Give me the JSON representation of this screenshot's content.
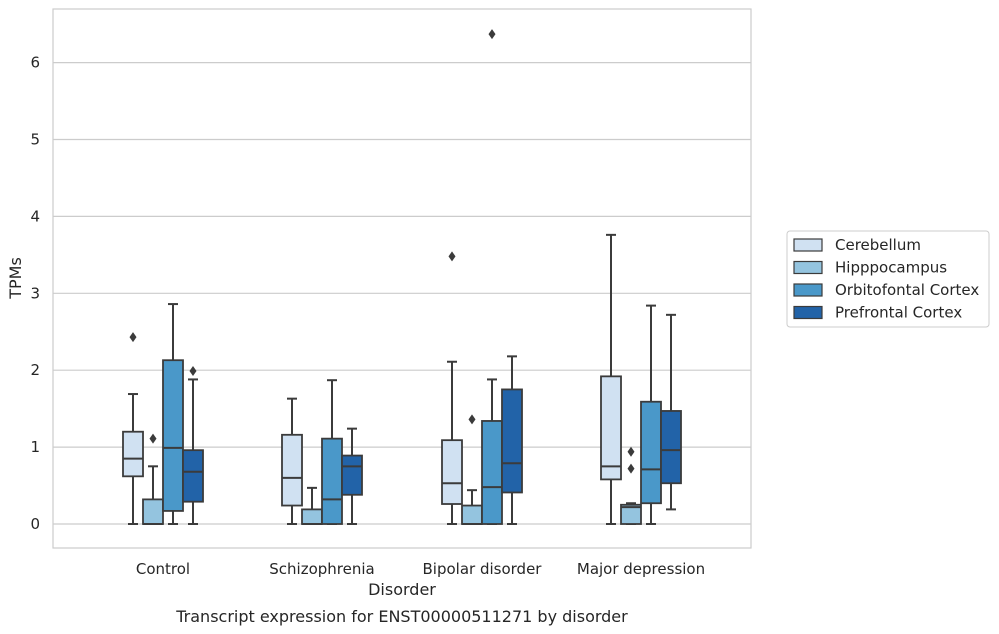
{
  "chart_data": {
    "type": "boxplot",
    "xlabel": "Disorder",
    "ylabel": "TPMs",
    "caption": "Transcript expression for ENST00000511271 by disorder",
    "ylim": [
      -0.3,
      6.7
    ],
    "yticks": [
      0,
      1,
      2,
      3,
      4,
      5,
      6
    ],
    "grid": "horizontal",
    "legend_position": "right",
    "categories": [
      "Control",
      "Schizophrenia",
      "Bipolar disorder",
      "Major depression"
    ],
    "series": [
      {
        "name": "Cerebellum",
        "color": "#d0e1f2",
        "boxes": [
          {
            "whislo": 0.0,
            "q1": 0.62,
            "med": 0.85,
            "q3": 1.2,
            "whishi": 1.69,
            "fliers": [
              2.43
            ]
          },
          {
            "whislo": 0.0,
            "q1": 0.24,
            "med": 0.6,
            "q3": 1.16,
            "whishi": 1.63,
            "fliers": []
          },
          {
            "whislo": 0.0,
            "q1": 0.26,
            "med": 0.53,
            "q3": 1.09,
            "whishi": 2.11,
            "fliers": [
              3.48
            ]
          },
          {
            "whislo": 0.0,
            "q1": 0.58,
            "med": 0.75,
            "q3": 1.92,
            "whishi": 3.76,
            "fliers": []
          }
        ]
      },
      {
        "name": "Hipppocampus",
        "color": "#94c4df",
        "boxes": [
          {
            "whislo": 0.0,
            "q1": 0.0,
            "med": 0.0,
            "q3": 0.32,
            "whishi": 0.75,
            "fliers": [
              1.11
            ]
          },
          {
            "whislo": 0.0,
            "q1": 0.0,
            "med": 0.0,
            "q3": 0.19,
            "whishi": 0.47,
            "fliers": []
          },
          {
            "whislo": 0.0,
            "q1": 0.0,
            "med": 0.0,
            "q3": 0.24,
            "whishi": 0.44,
            "fliers": [
              1.36
            ]
          },
          {
            "whislo": 0.0,
            "q1": 0.0,
            "med": 0.22,
            "q3": 0.25,
            "whishi": 0.27,
            "fliers": [
              0.94,
              0.72
            ]
          }
        ]
      },
      {
        "name": "Orbitofontal Cortex",
        "color": "#4a98c9",
        "boxes": [
          {
            "whislo": 0.0,
            "q1": 0.17,
            "med": 0.99,
            "q3": 2.13,
            "whishi": 2.86,
            "fliers": []
          },
          {
            "whislo": 0.0,
            "q1": 0.0,
            "med": 0.32,
            "q3": 1.11,
            "whishi": 1.87,
            "fliers": []
          },
          {
            "whislo": 0.0,
            "q1": 0.0,
            "med": 0.48,
            "q3": 1.34,
            "whishi": 1.88,
            "fliers": [
              6.37
            ]
          },
          {
            "whislo": 0.0,
            "q1": 0.27,
            "med": 0.71,
            "q3": 1.59,
            "whishi": 2.84,
            "fliers": []
          }
        ]
      },
      {
        "name": "Prefrontal Cortex",
        "color": "#2263a8",
        "boxes": [
          {
            "whislo": 0.0,
            "q1": 0.29,
            "med": 0.68,
            "q3": 0.96,
            "whishi": 1.88,
            "fliers": [
              1.99
            ]
          },
          {
            "whislo": 0.0,
            "q1": 0.38,
            "med": 0.75,
            "q3": 0.89,
            "whishi": 1.24,
            "fliers": []
          },
          {
            "whislo": 0.0,
            "q1": 0.41,
            "med": 0.79,
            "q3": 1.75,
            "whishi": 2.18,
            "fliers": []
          },
          {
            "whislo": 0.19,
            "q1": 0.53,
            "med": 0.96,
            "q3": 1.47,
            "whishi": 2.72,
            "fliers": []
          }
        ]
      }
    ]
  }
}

====

== AIM OF THE TASK ==
Gather each line from the listing above that holds "color".

== ANSWER TO THE TASK ==
        "color": "#d0e1f2",
        "color": "#94c4df",
        "color": "#4a98c9",
        "color": "#2263a8",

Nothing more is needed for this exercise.